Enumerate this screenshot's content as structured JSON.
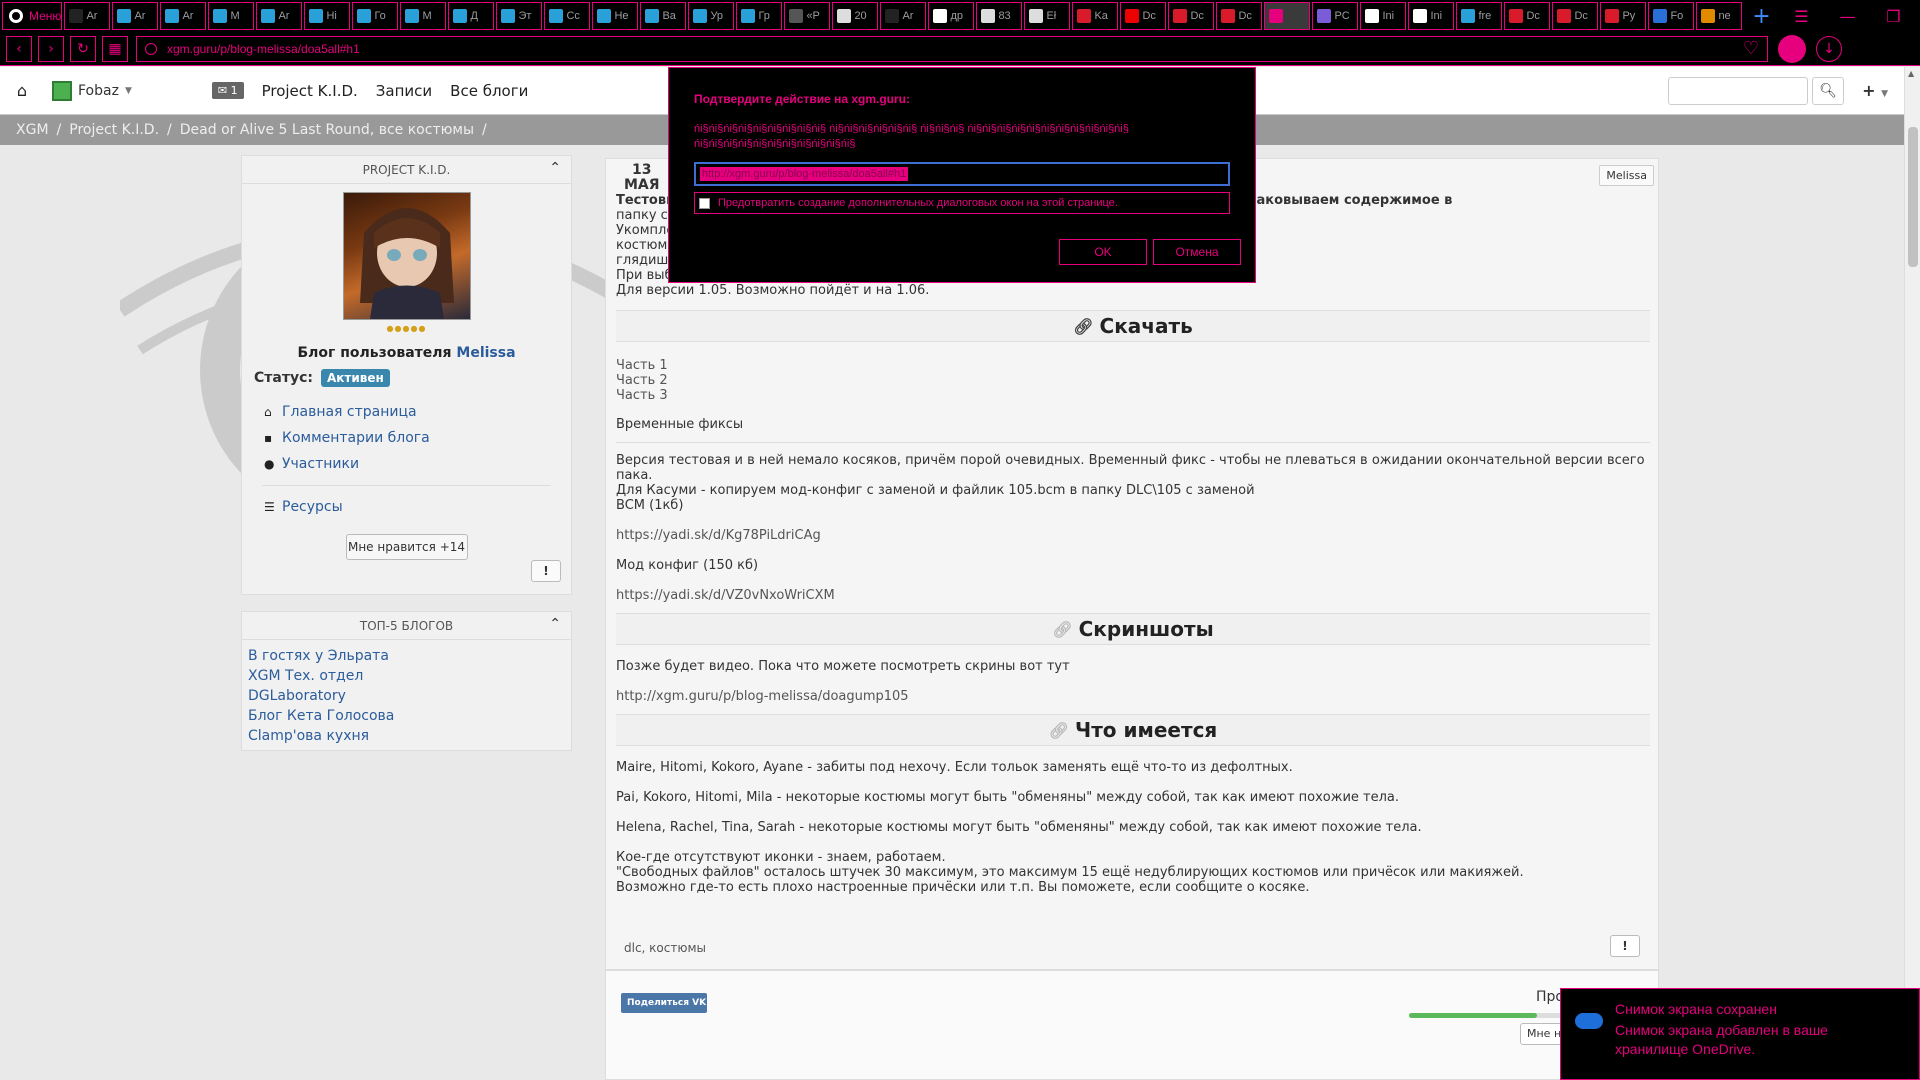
{
  "browser": {
    "menu_label": "Меню",
    "tabs": [
      {
        "label": "Ar",
        "color": "#222"
      },
      {
        "label": "Ar",
        "color": "#2aa0d8"
      },
      {
        "label": "Ar",
        "color": "#2aa0d8"
      },
      {
        "label": "M",
        "color": "#2aa0d8"
      },
      {
        "label": "Ar",
        "color": "#2aa0d8"
      },
      {
        "label": "Hi",
        "color": "#2aa0d8"
      },
      {
        "label": "Го",
        "color": "#2aa0d8"
      },
      {
        "label": "M",
        "color": "#2aa0d8"
      },
      {
        "label": "Д",
        "color": "#2aa0d8"
      },
      {
        "label": "Эт",
        "color": "#2aa0d8"
      },
      {
        "label": "Cc",
        "color": "#2aa0d8"
      },
      {
        "label": "He",
        "color": "#2aa0d8"
      },
      {
        "label": "Ba",
        "color": "#2aa0d8"
      },
      {
        "label": "Ур",
        "color": "#2aa0d8"
      },
      {
        "label": "Гр",
        "color": "#2aa0d8"
      },
      {
        "label": "«Р",
        "color": "#555"
      },
      {
        "label": "20",
        "color": "#ddd"
      },
      {
        "label": "Ar",
        "color": "#222"
      },
      {
        "label": "др",
        "color": "#fff"
      },
      {
        "label": "83",
        "color": "#ddd"
      },
      {
        "label": "Eł",
        "color": "#ddd"
      },
      {
        "label": "Ka",
        "color": "#d81b2b"
      },
      {
        "label": "Dc",
        "color": "#e00"
      },
      {
        "label": "Dc",
        "color": "#d81b2b"
      },
      {
        "label": "Dc",
        "color": "#d81b2b"
      },
      {
        "label": "",
        "color": "#e6007e"
      },
      {
        "label": "PC",
        "color": "#7a5cd8"
      },
      {
        "label": "Ini",
        "color": "#fff"
      },
      {
        "label": "Ini",
        "color": "#fff"
      },
      {
        "label": "fre",
        "color": "#2aa0d8"
      },
      {
        "label": "Dc",
        "color": "#d81b2b"
      },
      {
        "label": "Dc",
        "color": "#d81b2b"
      },
      {
        "label": "Py",
        "color": "#d81b2b"
      },
      {
        "label": "Fo",
        "color": "#2a6fd8"
      },
      {
        "label": "ne",
        "color": "#e08a00"
      }
    ],
    "url": "xgm.guru/p/blog-melissa/doa5all#h1"
  },
  "site_nav": {
    "username": "Fobaz",
    "messages_count": "1",
    "links": [
      "Project K.I.D.",
      "Записи",
      "Все блоги"
    ]
  },
  "breadcrumb": [
    "XGM",
    "/",
    "Project K.I.D.",
    "/",
    "Dead or Alive 5 Last Round, все костюмы",
    "/"
  ],
  "sidebar": {
    "project_title": "PROJECT K.I.D.",
    "stars": "●●●●●",
    "blog_of": "Блог пользователя",
    "owner": "Melissa",
    "status_label": "Статус:",
    "status_value": "Активен",
    "links": [
      {
        "icon": "⌂",
        "label": "Главная страница",
        "name": "home"
      },
      {
        "icon": "▪",
        "label": "Комментарии блога",
        "name": "comments"
      },
      {
        "icon": "●",
        "label": "Участники",
        "name": "members"
      }
    ],
    "resources": {
      "icon": "☰",
      "label": "Ресурсы"
    },
    "like_label": "Мне нравится +14",
    "excl": "!",
    "top5_title": "ТОП-5 БЛОГОВ",
    "top5": [
      "В гостях у Эльрата",
      "XGM Тех. отдел",
      "DGLaboratory",
      "Блог Кета Голосова",
      "Clamp'ова кухня"
    ]
  },
  "post": {
    "date_day": "13",
    "date_month": "МАЯ",
    "author_chip": "Melissa",
    "intro": {
      "line1": "Тестовый мод. Скачиваем все части, распаковываем первый архив по частям и распаковываем содержимое в",
      "line2": "папку с игрой. Всё.",
      "line3": "Укомплектовано всё (1700). Если быть точным - пока что в игре всего есть 1648",
      "line4": "костюмов (включая мужиков, чтобы и там все слоты заюзать - то и 2000",
      "line5": "глядишь ...",
      "line6": "При выборе случайного персонажа будут случайные причёски/очки/аксессуары.",
      "line7": "Для версии 1.05. Возможно пойдёт и на 1.06."
    },
    "download_title": "Скачать",
    "parts": [
      "Часть 1",
      "Часть 2",
      "Часть 3"
    ],
    "temp_fixes": "Временные фиксы",
    "fix_p1": "Версия тестовая и в ней немало косяков, причём порой очевидных. Временный фикс - чтобы не плеваться в ожидании окончательной версии всего",
    "fix_p2": "пака.",
    "fix_p3": "Для Касуми - копируем мод-конфиг с заменой и файлик 105.bcm в папку DLC\\105 с заменой",
    "fix_p4": "BCM (1кб)",
    "bcm_link": "https://yadi.sk/d/Kg78PiLdriCAg",
    "modcfg": "Мод конфиг (150 кб)",
    "modcfg_link": "https://yadi.sk/d/VZ0vNxoWriCXM",
    "shots_title": "Скриншоты",
    "shots_text": "Позже будет видео. Пока что можете посмотреть скрины вот тут",
    "shots_link": "http://xgm.guru/p/blog-melissa/doagump105",
    "have_title": "Что имеется",
    "have_p1": "Maire, Hitomi, Kokoro, Ayane - забиты под нехочу. Если тольок заменять ещё что-то из дефолтных.",
    "have_p2": "Pai, Kokoro, Hitomi, Mila - некоторые костюмы могут быть \"обменяны\" между собой, так как имеют похожие тела.",
    "have_p3": "Helena, Rachel, Tina, Sarah - некоторые костюмы могут быть \"обменяны\" между собой, так как имеют похожие тела.",
    "have_p4": "Кое-где отсутствуют иконки - знаем, работаем.",
    "have_p5": "\"Свободных файлов\" осталось штучек 30 максимум, это максимум 15 ещё недублирующих костюмов или причёсок или макияжей.",
    "have_p6": "Возможно где-то есть плохо настроенные причёски или т.п. Вы поможете, если сообщите о косяке.",
    "tags": "dlc, костюмы",
    "excl": "!"
  },
  "post_footer": {
    "share_vk": "Поделиться VK",
    "views_label": "Про",
    "progress": 0.8,
    "like_label": "Мне нр"
  },
  "dialog": {
    "title": "Подтвердите действие на xgm.guru:",
    "message": "ńi§ńi§ńi§ńi§ńi§ńi§ńi§ńi§ńi§ ńi§ńi§ńi§ńi§ńi§ńi§ ńi§ńi§ńi§ ńi§ńi§ńi§ńi§ńi§ńi§ńi§ńi§ńi§ńi§ńi§ ńi§ńi§ńi§ńi§ńi§ńi§ńi§ńi§ńi§ńi§ńi§",
    "input_value": "http://xgm.guru/p/blog-melissa/doa5all#h1",
    "checkbox_label": "Предотвратить создание дополнительных диалоговых окон на этой странице.",
    "ok": "OK",
    "cancel": "Отмена"
  },
  "toast": {
    "title": "Снимок экрана сохранен",
    "body": "Снимок экрана добавлен в ваше хранилище OneDrive."
  },
  "colors": {
    "accent": "#e6007e",
    "link": "#2b5c9b",
    "status": "#3a87ad",
    "vk": "#4a76a8"
  }
}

> TASK STATEMENT:
Copy all lines from the listing that contain "конфиг".

> OUTPUT:
    "fix_p3": "Для Касуми - копируем мод-конфиг с заменой и файлик 105.bcm в папку DLC\\105 с заменой",
    "modcfg": "Мод конфиг (150 кб)",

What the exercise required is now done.